#### [Work to complete]
Images must not appear in your copy; reproduce every other part of the records exactly.

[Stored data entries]

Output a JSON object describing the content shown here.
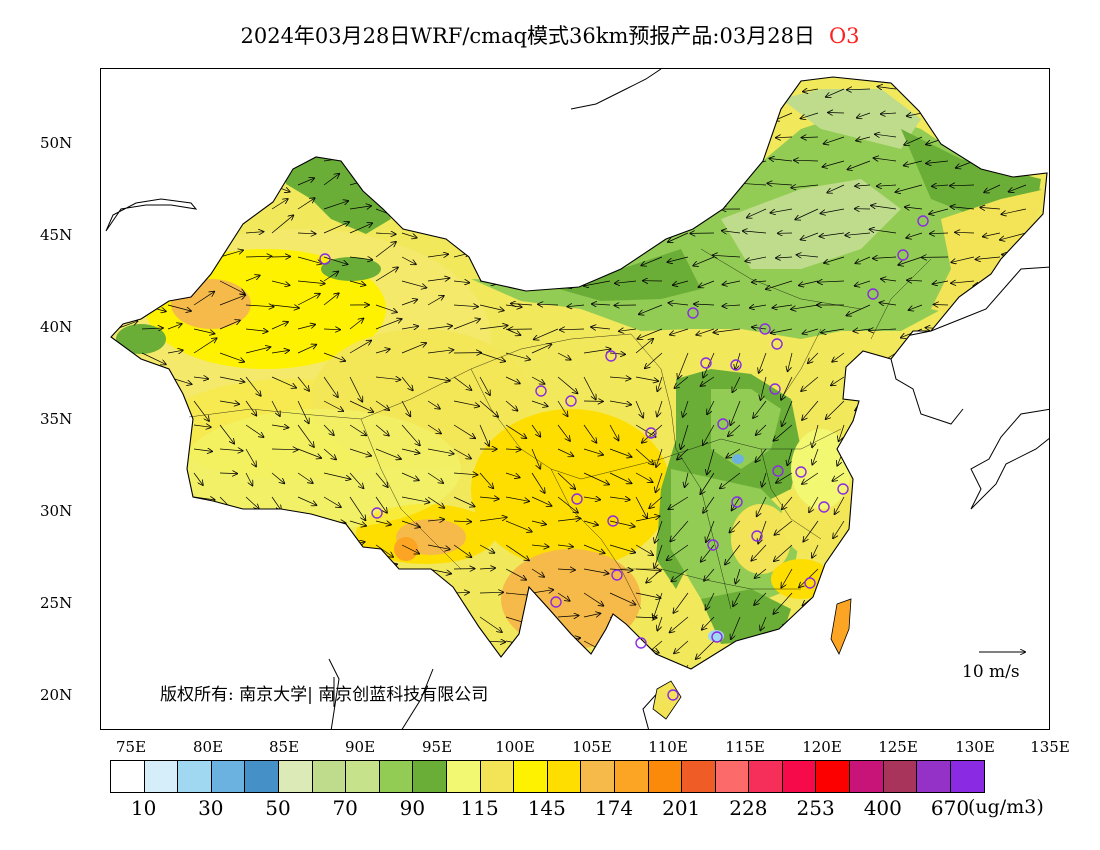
{
  "title": {
    "text": "2024年03月28日WRF/cmaq模式36km预报产品:03月28日",
    "species": "O3"
  },
  "map": {
    "lat_labels": [
      "50N",
      "45N",
      "40N",
      "35N",
      "30N",
      "25N",
      "20N"
    ],
    "lon_labels": [
      "75E",
      "80E",
      "85E",
      "90E",
      "95E",
      "100E",
      "105E",
      "110E",
      "115E",
      "120E",
      "125E",
      "130E",
      "135E"
    ],
    "copyright": "版权所有: 南京大学| 南京创蓝科技有限公司",
    "wind_reference": "10 m/s"
  },
  "legend": {
    "unit": "(ug/m3)",
    "labels": [
      "10",
      "30",
      "50",
      "70",
      "90",
      "115",
      "145",
      "174",
      "201",
      "228",
      "253",
      "400",
      "670"
    ],
    "colors": [
      "#ffffff",
      "#d6eefa",
      "#a0d8f2",
      "#6cb2e0",
      "#4690c8",
      "#dceab8",
      "#bedc8c",
      "#c6e28a",
      "#92cc54",
      "#6aae38",
      "#f2f872",
      "#f2e456",
      "#fef200",
      "#fede00",
      "#f6ba4a",
      "#fca424",
      "#fc8a0a",
      "#f05c26",
      "#fd6a6a",
      "#f62e5a",
      "#f60a4a",
      "#fc0000",
      "#c81478",
      "#a8345c",
      "#9432c8",
      "#8a2ae2"
    ]
  }
}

#### [Output below]
Output a JSON object describing the content shown here.
{
  "title": {
    "text": "2024年03月28日WRF/cmaq模式36km预报产品:03月28日",
    "species": "O3"
  },
  "map": {
    "lat_labels": [
      "50N",
      "45N",
      "40N",
      "35N",
      "30N",
      "25N",
      "20N"
    ],
    "lon_labels": [
      "75E",
      "80E",
      "85E",
      "90E",
      "95E",
      "100E",
      "105E",
      "110E",
      "115E",
      "120E",
      "125E",
      "130E",
      "135E"
    ],
    "copyright": "版权所有: 南京大学| 南京创蓝科技有限公司",
    "wind_reference": "10 m/s"
  },
  "legend": {
    "unit": "(ug/m3)",
    "labels": [
      "10",
      "30",
      "50",
      "70",
      "90",
      "115",
      "145",
      "174",
      "201",
      "228",
      "253",
      "400",
      "670"
    ],
    "colors": [
      "#ffffff",
      "#d6eefa",
      "#a0d8f2",
      "#6cb2e0",
      "#4690c8",
      "#dceab8",
      "#bedc8c",
      "#c6e28a",
      "#92cc54",
      "#6aae38",
      "#f2f872",
      "#f2e456",
      "#fef200",
      "#fede00",
      "#f6ba4a",
      "#fca424",
      "#fc8a0a",
      "#f05c26",
      "#fd6a6a",
      "#f62e5a",
      "#f60a4a",
      "#fc0000",
      "#c81478",
      "#a8345c",
      "#9432c8",
      "#8a2ae2"
    ]
  }
}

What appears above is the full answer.